WORK ORDER →
In the passage on treatment effects, rewrite the part from "The novelty effect" to "new and different.", changing "unique" to "unfamiliar".

EXERCISE PASSAGE →
::::::::::

The “healthy user” effect has been at play in some significant therapies that were hailed as beneficial before being discarded as ineffectual or misguided. It has also led to the misinterpretation of some previous findings.
A major wake-up call for women and their health providers came in July 2002, when the results of prospective, randomized, Woman’s Health Initiative trials overturned findings from many other non-randomized studies. Prior studies had shown that women who had previously taken estrogen and progestin had less heart disease than those who did not. But the WHI study found otherwise: the large (more than 161,000 women) clinical trial found that those who were randomized to take the drugs had slightly more heart disease, as well as an increased risk of breast cancer. These findings were significant enough to prompt the discontinuation of the trial. The findings of the initial studies were attributed to a “healthy user” effect: women who choose to take any medication for years, regardless of what it is, are different from those who do not. The comparison between users and non-users of estrogen and progestin was therefore inadvertently comparing conscientious, health-savvy women with women who were less concerned or informed about their health. As pointed out in an article published in the British Medical Journal, “drug treatment may be a surrogate for overall healthy behavior,” and those who adhere to healthy lifestyles may possibly “also tend to take care of themselves by greater adherence to prescribed treatments.”
The novelty effect refers to the impact of a new treatment or intervention simply because it is unique or new. It is therefore not the treatment itself that brings about a change, but rather its novelty: the person receiving it may be reacting to it solely because it is new and different.
These phenomena can be useful. But they can also play tricks on patients, practitioners, and researchers alike, complicating the evaluation of therapeutic impacts and making it difficult to disentangle causes and effects. As seen in the case of hormonal treatment for the menopause, what was originally thought to be useful and disease-protective drugs turned out to be extremely harmful.

::::::::::

Recorded data →

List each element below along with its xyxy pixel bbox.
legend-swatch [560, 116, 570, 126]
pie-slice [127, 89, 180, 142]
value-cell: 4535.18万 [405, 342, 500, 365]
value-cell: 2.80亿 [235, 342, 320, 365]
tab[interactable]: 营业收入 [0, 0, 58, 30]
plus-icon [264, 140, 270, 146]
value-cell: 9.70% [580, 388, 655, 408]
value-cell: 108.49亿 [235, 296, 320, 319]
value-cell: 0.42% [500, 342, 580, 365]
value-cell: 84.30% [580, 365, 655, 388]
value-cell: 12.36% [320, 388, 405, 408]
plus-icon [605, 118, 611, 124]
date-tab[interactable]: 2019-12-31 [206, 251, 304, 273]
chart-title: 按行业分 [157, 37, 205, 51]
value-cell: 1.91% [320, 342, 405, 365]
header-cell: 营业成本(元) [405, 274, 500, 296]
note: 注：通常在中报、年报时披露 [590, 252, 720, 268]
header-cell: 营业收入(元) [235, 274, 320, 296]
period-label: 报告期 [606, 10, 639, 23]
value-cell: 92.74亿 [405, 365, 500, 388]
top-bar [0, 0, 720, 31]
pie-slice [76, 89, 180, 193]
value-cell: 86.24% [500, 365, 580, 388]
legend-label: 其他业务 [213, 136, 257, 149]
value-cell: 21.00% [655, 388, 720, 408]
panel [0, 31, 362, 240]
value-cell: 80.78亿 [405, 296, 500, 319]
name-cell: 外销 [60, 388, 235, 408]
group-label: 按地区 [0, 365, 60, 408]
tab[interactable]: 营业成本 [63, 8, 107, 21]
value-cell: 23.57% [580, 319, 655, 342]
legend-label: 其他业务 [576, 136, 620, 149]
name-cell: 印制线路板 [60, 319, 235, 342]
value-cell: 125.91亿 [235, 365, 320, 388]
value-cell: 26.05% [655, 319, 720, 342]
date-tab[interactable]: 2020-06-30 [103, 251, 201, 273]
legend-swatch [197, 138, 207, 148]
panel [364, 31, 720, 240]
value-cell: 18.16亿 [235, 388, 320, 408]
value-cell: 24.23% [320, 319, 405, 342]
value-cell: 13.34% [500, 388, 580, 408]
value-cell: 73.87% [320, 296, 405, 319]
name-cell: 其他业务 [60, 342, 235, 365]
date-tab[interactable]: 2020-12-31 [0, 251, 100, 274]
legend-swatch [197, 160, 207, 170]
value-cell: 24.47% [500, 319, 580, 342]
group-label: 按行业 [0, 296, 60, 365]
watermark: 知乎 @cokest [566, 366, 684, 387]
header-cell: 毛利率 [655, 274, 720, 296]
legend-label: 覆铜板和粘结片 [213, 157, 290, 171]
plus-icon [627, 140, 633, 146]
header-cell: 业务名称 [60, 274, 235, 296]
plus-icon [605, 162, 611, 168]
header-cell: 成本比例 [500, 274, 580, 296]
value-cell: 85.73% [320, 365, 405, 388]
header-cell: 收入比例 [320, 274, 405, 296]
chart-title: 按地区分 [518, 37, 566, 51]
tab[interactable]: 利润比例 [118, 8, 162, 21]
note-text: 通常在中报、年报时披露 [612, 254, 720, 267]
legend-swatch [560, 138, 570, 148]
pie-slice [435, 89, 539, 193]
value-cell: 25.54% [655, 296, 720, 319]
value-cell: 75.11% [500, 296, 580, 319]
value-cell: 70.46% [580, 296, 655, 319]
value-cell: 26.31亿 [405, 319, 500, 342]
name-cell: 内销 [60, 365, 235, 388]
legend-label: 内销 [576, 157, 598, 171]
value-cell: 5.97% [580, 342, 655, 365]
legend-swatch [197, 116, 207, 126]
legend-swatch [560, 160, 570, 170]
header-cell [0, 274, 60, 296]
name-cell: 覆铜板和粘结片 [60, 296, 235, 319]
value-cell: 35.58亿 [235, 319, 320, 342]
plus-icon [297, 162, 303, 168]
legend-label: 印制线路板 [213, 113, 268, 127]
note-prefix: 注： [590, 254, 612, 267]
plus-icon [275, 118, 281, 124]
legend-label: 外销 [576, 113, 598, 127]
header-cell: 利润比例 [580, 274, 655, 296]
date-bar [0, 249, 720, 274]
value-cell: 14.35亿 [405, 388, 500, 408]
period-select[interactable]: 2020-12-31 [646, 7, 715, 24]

::::::::::

RESPONSE FOR THIS EXERCISE →
The novelty effect refers to the impact of a new treatment or intervention simply because it is unfamiliar or new. It is therefore not the treatment itself that brings about a change, but rather its novelty: the person receiving it may be reacting to it solely because it is new and different.